**To be done**
A – For the text on double-fetch flaws in operating system kernels, say whether each statement agrees with it, answering yes or no and quoting the deciding words: (i) The 2013 paper found 89 potential issues in the Windows kernel. (ii) Jurczyk and Gynvael's analysis was static. (iii) Before Krinke's work, the Linux kernel had already been audited in detail.
B – Please write the next part of the text on double-fetch flaws in operating system kernels, starting after its final sentence.
** START Extract **
We held our annual ACE-CSR event on 2 November 2016. This post and the title is drawn from the second talk by Dr Jens Krinke, a senior lecturer in the Centre for Research on Evolution, Search and Testing, and the Software Systems Engineering group at UCL, who outlined work he conducted with Pengfei Wang that found flaws in the Linux kernel.

The work Krinke presented, completed over the last year, revolves around double-fetch problems, which got their name in 2008 in a study that found exploitable vulnerabilities in the Windows kernel. In an updated study in 2013, Mateusz “j00ru” Jurczyk and Gynvael Coldwind produced a paper, which examined the Windows kernel and found 89 potential issues, 36 of which were highly exploitable. Most of the paper focused on how to exploit these bugs; today, if you find such a vulnerability you can download an exploit from Github.

Many of these vulnerabilities have now been fixed, but Jurczyk and Gynvael’s analysis was extremely slow, because they essentially simulated Windows over and over again, with the result that it took them 15 hours just to get to the boot screen. Because the analysis was dynamic, they were only able to cover a subset of the drivers present in the system, and they said outright that they knew there were other vulnerabilities present. Krinke was sure there were vulnerabilities of this type in Linux, but no one had audited the Linux kernel in detail.
** END Extract **
** START Given data **
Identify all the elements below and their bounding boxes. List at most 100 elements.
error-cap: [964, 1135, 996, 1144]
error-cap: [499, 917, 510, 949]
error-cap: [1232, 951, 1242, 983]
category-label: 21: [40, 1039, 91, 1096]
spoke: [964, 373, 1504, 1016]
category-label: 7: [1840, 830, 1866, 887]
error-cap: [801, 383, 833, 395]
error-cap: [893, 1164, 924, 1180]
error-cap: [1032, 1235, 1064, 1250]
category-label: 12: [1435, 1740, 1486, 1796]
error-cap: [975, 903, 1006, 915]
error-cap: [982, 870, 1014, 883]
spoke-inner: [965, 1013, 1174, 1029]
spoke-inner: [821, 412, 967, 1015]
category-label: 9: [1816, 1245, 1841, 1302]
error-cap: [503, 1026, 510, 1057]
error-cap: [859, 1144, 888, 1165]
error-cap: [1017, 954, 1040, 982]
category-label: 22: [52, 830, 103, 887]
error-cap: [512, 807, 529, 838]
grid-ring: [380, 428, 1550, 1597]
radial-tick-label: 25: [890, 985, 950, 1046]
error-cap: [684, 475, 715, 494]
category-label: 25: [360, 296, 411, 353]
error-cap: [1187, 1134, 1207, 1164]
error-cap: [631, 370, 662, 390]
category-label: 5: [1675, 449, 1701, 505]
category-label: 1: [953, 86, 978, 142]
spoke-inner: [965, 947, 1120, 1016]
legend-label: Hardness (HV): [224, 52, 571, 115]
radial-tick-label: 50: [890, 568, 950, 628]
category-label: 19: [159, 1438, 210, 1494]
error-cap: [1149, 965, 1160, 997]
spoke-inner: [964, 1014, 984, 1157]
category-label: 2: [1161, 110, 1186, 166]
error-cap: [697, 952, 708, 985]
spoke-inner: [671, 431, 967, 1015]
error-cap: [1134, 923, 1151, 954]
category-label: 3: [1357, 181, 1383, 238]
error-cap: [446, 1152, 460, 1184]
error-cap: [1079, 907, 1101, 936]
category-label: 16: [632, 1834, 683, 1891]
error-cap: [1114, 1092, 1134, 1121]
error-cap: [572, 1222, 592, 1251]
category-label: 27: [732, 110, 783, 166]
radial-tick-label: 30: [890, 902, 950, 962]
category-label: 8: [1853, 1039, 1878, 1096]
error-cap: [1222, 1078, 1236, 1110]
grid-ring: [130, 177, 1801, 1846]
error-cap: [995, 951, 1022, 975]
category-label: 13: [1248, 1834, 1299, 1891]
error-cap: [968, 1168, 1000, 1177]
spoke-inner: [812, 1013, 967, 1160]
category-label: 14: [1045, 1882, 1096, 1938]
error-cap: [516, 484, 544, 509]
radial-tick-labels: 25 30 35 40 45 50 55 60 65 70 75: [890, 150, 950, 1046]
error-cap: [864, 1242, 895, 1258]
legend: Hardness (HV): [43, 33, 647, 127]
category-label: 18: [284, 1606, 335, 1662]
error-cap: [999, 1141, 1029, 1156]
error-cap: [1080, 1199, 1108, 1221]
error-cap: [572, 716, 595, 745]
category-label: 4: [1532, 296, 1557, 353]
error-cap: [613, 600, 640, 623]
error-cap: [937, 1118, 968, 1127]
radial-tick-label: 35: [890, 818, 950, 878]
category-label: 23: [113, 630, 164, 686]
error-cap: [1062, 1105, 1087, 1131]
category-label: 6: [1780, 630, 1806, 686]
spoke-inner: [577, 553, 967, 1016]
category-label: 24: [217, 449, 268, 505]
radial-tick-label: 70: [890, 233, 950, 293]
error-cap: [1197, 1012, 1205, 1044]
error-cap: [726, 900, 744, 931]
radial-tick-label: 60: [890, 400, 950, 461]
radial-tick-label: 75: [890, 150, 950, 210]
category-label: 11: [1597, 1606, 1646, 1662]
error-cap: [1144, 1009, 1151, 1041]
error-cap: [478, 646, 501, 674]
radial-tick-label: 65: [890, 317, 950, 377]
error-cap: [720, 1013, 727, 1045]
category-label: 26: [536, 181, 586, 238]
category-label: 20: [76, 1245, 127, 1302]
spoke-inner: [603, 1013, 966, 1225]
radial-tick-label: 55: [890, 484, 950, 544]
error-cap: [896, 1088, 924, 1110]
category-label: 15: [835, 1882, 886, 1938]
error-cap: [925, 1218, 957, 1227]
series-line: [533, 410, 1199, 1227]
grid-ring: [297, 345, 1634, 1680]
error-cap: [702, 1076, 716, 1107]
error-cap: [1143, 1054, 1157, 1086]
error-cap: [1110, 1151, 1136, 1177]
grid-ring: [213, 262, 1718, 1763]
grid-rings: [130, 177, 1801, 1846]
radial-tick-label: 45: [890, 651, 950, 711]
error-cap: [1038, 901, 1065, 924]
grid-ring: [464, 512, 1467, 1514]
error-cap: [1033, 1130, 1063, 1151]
** END Given data **
**Outputs**
A –
(i) Yes: "examined the Windows kernel and found 89 potential issues"
(ii) No: "Because the analysis was dynamic"
(iii) No: "no one had audited the Linux kernel in detail"

B –
Krinke and Wang wanted to audit Linux, looking at the source code directly and including all the drivers – which was essential, because, as it turned out, roughly 80% of the problems they found were in the drivers.

Double-fetch problems are memory access conflicts that arise in the interface between the operating system kernel and an application when data is changed between the time it’s checked and the time it’s actually used. It works this way: every process a user starts has its own virtual memory space that is isolated from other user memory spaces; only the kernel can see all memory spaces. However, there must be interaction, and this is done through system calls. So, a user selects some data and asks the system to operate on it. The data remains in the user space but the system copies it to the kernel and checks the data is valid before using it. The upshot is that the kernel may fetch the data twice: once for checking and once for use. A malicious application that intercedes between those two fetches and changes the data after it’s been checked but before it’s used can cause system crashes.

If an error like this arises outside of the operating system, it causes software errors, but this affects only you; when it happens in the operating system, an attacker can take over the complete system.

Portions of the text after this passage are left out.